● **TASK OBJECTIVE**
Gather from the listing below each line that includes the word "descending", and copy it.

---------------

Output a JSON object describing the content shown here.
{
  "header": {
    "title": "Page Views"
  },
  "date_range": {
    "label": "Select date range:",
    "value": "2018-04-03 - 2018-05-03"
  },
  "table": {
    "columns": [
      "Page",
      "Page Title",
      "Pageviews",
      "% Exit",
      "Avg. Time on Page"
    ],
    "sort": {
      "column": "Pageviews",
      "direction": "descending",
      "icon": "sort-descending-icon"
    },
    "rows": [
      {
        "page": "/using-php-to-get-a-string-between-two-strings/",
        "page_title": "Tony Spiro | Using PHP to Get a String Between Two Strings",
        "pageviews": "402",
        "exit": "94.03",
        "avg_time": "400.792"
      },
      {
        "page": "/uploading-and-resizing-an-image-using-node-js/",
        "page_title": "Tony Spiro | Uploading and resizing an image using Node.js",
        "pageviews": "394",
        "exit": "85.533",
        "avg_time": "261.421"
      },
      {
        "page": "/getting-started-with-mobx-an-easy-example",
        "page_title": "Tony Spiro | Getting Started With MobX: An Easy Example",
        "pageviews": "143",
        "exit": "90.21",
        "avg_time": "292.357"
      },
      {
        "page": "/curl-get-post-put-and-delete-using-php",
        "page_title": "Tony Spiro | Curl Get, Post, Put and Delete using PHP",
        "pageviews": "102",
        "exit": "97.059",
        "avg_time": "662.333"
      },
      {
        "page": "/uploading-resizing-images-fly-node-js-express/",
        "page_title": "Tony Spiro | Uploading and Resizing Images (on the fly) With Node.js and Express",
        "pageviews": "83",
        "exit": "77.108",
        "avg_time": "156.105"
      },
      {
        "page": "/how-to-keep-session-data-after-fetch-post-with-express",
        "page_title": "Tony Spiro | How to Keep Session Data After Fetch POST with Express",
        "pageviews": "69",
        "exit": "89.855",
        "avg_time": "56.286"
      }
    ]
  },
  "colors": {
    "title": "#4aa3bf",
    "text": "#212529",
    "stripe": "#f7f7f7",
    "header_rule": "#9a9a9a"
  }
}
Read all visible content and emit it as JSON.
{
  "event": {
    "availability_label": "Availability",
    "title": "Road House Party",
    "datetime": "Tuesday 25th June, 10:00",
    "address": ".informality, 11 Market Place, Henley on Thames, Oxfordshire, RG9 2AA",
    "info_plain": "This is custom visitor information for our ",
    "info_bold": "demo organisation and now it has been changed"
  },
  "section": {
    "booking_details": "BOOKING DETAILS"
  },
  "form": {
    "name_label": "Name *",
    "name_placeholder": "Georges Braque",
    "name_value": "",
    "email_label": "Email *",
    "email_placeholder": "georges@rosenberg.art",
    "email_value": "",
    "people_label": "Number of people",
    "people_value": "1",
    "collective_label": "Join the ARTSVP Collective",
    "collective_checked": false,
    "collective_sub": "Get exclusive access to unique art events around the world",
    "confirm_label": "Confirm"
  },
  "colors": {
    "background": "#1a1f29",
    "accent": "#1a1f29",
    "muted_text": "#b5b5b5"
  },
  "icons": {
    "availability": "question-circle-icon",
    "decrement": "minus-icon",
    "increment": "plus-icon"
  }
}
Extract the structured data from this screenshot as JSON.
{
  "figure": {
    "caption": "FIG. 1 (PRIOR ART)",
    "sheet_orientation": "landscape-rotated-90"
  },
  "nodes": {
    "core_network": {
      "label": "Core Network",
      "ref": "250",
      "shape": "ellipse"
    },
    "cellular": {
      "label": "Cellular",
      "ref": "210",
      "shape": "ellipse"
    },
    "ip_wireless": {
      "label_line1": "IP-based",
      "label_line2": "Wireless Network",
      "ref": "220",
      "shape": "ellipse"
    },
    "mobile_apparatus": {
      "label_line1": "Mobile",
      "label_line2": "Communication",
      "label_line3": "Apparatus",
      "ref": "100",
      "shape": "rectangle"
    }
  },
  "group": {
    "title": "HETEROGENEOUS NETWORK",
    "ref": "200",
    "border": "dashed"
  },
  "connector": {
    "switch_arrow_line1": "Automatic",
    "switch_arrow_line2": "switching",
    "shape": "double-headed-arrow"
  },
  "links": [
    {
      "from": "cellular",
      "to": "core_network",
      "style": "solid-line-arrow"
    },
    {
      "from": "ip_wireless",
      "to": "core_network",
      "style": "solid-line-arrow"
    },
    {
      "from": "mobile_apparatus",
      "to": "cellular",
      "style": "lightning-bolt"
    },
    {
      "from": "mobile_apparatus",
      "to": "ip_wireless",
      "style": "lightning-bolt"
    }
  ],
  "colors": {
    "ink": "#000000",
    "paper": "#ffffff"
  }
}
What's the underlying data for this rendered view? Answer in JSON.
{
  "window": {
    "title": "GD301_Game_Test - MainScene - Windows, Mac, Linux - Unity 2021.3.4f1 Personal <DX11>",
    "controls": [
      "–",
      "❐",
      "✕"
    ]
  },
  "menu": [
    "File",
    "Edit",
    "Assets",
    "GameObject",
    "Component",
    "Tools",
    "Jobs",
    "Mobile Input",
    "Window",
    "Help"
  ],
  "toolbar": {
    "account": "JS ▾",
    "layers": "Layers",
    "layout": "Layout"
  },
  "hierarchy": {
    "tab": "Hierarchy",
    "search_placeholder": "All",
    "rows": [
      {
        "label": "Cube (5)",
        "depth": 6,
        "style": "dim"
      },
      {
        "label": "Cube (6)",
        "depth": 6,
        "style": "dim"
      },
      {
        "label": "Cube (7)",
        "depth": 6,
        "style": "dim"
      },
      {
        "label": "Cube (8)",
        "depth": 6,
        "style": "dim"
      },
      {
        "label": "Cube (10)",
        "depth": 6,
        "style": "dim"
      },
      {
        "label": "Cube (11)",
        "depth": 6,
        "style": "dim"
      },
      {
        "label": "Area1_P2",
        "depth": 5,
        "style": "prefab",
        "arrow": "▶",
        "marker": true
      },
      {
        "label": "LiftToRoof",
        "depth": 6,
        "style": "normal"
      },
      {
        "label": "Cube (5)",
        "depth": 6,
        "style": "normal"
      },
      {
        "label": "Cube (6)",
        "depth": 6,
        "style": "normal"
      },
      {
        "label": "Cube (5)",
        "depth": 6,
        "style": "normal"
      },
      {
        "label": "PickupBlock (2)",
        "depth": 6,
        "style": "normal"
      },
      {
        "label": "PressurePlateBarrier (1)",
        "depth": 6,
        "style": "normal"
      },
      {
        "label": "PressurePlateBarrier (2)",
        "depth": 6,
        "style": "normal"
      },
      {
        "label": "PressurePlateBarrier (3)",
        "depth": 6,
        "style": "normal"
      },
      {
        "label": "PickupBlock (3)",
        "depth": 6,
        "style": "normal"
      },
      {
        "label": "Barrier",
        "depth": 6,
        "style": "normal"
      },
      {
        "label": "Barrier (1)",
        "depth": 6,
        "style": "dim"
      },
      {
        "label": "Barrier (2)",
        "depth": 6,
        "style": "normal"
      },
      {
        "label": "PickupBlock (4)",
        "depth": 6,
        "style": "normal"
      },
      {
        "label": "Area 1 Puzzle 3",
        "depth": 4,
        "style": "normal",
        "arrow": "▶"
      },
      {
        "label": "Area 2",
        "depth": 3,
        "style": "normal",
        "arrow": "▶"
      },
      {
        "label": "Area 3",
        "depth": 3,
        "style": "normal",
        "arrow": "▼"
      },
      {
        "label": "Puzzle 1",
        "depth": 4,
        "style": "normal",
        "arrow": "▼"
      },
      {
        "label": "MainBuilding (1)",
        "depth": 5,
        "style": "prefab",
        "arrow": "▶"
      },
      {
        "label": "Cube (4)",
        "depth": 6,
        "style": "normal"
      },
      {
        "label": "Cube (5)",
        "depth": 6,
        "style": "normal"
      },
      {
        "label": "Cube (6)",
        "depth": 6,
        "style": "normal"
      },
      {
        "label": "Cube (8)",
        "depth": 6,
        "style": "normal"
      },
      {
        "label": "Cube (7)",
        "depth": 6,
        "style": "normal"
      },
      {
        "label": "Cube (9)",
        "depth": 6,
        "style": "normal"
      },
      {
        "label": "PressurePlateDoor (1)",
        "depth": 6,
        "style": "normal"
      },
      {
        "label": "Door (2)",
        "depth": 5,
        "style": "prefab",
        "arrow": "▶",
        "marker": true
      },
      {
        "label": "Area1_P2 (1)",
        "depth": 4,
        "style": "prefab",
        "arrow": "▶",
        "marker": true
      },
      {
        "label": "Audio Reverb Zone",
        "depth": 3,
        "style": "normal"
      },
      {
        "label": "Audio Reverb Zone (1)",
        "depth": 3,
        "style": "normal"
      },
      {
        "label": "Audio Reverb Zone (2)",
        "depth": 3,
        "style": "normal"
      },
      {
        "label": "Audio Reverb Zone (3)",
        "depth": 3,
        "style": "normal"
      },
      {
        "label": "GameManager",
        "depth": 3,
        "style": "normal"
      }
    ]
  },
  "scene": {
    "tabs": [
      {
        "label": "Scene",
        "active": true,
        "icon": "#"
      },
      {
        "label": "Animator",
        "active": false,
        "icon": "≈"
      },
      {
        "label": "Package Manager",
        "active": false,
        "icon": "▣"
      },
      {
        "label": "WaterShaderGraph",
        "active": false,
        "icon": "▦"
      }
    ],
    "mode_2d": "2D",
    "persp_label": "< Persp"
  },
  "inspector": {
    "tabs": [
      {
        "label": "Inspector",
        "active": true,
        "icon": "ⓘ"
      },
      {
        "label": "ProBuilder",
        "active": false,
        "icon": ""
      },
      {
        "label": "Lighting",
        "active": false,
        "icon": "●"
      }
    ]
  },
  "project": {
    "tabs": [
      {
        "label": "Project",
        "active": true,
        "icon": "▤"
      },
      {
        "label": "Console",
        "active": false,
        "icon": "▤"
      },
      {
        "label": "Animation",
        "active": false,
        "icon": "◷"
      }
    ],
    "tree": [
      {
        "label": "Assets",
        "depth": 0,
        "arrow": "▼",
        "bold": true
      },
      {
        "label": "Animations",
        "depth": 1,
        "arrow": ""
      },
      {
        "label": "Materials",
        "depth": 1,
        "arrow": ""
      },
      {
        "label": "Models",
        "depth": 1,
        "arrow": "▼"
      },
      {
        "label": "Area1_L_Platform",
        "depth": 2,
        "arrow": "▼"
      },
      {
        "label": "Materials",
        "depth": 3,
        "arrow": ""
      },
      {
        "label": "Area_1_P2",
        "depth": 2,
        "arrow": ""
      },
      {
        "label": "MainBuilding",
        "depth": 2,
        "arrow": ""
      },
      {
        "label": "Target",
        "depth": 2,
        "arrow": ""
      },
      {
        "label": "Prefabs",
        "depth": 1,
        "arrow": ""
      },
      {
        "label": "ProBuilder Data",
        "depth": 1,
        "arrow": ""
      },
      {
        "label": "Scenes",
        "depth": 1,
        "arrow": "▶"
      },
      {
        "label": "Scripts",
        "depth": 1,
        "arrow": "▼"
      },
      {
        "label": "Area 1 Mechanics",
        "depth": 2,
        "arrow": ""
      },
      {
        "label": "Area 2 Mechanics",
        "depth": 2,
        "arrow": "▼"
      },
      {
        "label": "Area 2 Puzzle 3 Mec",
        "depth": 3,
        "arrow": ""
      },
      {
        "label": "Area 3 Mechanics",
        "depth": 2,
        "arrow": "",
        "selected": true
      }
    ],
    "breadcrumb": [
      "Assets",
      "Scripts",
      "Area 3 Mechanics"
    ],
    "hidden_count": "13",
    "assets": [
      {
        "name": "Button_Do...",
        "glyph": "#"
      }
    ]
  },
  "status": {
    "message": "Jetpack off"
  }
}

---------------

● **EXERCISE OUTPUT**
      "direction": "descending",
      "icon": "sort-descending-icon"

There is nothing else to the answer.